Source text below:
What I'll revisit before next class:
Problem 1 — Two products on $50,000 over 20 years
Set up. We are computing the FV of each product (using B's average net return) and identifying when the guaranteed lower-rate product is still the right call.
(i) Product A: FV = 50,000 × (1.05)²⁰ = 50,000 × 2.6533 = $132,665. Product B (rnet = 8 − 1.5 = 6.5%): FV = 50,000 × (1.065)²⁰ = 50,000 × 3.5236 = $176,182.
(ii) Product B wins by 176,182 − 132,665 = $43,517 (≈ 33% more).
(iii) Product A still wins when: (1) the investor needs the money within 1–3 years and cannot risk a downturn at the wrong moment; (2) Product B underperforms its average for the first decade and the investor would be forced to withdraw before recovery; (3) the investor places higher value on certainty than on the expected $43,500 upside (risk aversion / sleep test).
Problem 2 — Fee creep on the managed fund
Set up. We are quantifying the dollar damage of a fee increase and finding the break-even fee at which the fund just matches a guaranteed term deposit.
(i) New rnet = 7 − 2 = 5%. FV = 50,000 × (1.05)²⁰ = $132,665.
(ii) Original FV (1% fee, 6% net) = 50,000 × (1.06)²⁰ = $160,356. Cost of fee increase = 160,356 − 132,665 = $27,691 over 20 years.
(iii) Break-even: rnet must equal 4.5%, so fee = 7 − 4.5 = 2.5%. Decision rule: "If the managed fund's combined fees exceed 2.5% of assets per year, switch to the term deposit — the guaranteed 4.5% will beat the post-fee return at any 20-year horizon."
Problem 3 — Tax-efficient vehicle
Set up. We are computing the rate that actually compounds for the investor in each vehicle (net of fees and tax), then projecting $25,000 over 25 years.
(i) Option 1: rnet = 4.5%; rafter-tax = 4.5 × (1 − 0.37) = 2.835%. Option 2: rnet = 6.5 − 0.8 = 5.7%; rafter-tax = 5.7 × (1 − 0.15) = 4.845%. Option 3: rnet = 7.5 − 1.5 = 6.0%; rafter-tax = 6.0 × (1 − 0.30) = 4.200%.
(ii) Option 1: FV = 25,000 × (1.02835)²⁵ = 25,000 × 2.0102 = $50,255. Option 2: FV = 25,000 × (1.04845)²⁵ = 25,000 × 3.250 = $81,259. Option 3: FV = 25,000 × (1.042)²⁵ = 25,000 × 2.7860 = $69,649. Ranking: Option 2 > Option 3 > Option 1.
(iii) Option 2 beats Option 3 because the super tax rate of 15% is so much lower than the investment-bond's 30% internal tax that it more than offsets Option 3's 1.0 pp headline-rate advantage.
End of Source text.
Data under study below:
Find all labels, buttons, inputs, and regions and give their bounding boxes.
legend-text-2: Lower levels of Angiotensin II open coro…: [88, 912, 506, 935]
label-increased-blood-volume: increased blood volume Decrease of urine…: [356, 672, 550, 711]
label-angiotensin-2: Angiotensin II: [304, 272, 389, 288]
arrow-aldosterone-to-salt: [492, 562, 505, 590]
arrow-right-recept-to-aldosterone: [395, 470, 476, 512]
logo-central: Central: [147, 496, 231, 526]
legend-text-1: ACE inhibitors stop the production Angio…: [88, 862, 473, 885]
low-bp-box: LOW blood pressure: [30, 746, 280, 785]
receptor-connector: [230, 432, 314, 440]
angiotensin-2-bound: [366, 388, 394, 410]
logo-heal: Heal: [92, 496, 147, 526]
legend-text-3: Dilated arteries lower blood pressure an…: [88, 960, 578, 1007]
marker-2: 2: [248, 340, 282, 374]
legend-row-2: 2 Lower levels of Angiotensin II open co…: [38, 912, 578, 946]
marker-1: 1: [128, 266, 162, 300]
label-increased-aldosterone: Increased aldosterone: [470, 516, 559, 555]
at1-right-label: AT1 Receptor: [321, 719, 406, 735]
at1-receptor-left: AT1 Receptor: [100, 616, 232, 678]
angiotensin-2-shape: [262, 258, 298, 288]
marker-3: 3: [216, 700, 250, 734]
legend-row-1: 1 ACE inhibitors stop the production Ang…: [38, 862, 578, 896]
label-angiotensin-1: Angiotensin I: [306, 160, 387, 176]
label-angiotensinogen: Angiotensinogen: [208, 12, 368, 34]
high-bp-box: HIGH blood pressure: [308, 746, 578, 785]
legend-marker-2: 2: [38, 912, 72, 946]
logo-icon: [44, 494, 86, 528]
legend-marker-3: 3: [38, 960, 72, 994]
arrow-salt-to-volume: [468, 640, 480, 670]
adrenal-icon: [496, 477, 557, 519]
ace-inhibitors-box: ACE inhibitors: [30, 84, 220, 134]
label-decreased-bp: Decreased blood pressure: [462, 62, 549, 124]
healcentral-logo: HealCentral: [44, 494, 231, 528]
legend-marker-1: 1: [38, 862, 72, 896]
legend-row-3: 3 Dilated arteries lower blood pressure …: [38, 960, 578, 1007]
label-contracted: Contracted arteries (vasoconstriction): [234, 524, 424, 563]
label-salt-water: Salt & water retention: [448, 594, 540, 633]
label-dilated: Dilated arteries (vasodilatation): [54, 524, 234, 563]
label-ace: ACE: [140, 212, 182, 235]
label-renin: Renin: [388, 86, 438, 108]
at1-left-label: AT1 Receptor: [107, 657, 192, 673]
End of Data under study.
▶ _Assignment_: In the worked solutions, rewrite the stretch from "(i) Option 1: rnet" through "3 > Option 1.", changing "Option 1" to "Plan A".

▶ _Written answer_:
(i) Plan A: rnet = 4.5%; rafter-tax = 4.5 × (1 − 0.37) = 2.835%. Option 2: rnet = 6.5 − 0.8 = 5.7%; rafter-tax = 5.7 × (1 − 0.15) = 4.845%. Option 3: rnet = 7.5 − 1.5 = 6.0%; rafter-tax = 6.0 × (1 − 0.30) = 4.200%.
(ii) Plan A: FV = 25,000 × (1.02835)²⁵ = 25,000 × 2.0102 = $50,255. Option 2: FV = 25,000 × (1.04845)²⁵ = 25,000 × 3.250 = $81,259. Option 3: FV = 25,000 × (1.042)²⁵ = 25,000 × 2.7860 = $69,649. Ranking: Option 2 > Option 3 > Plan A.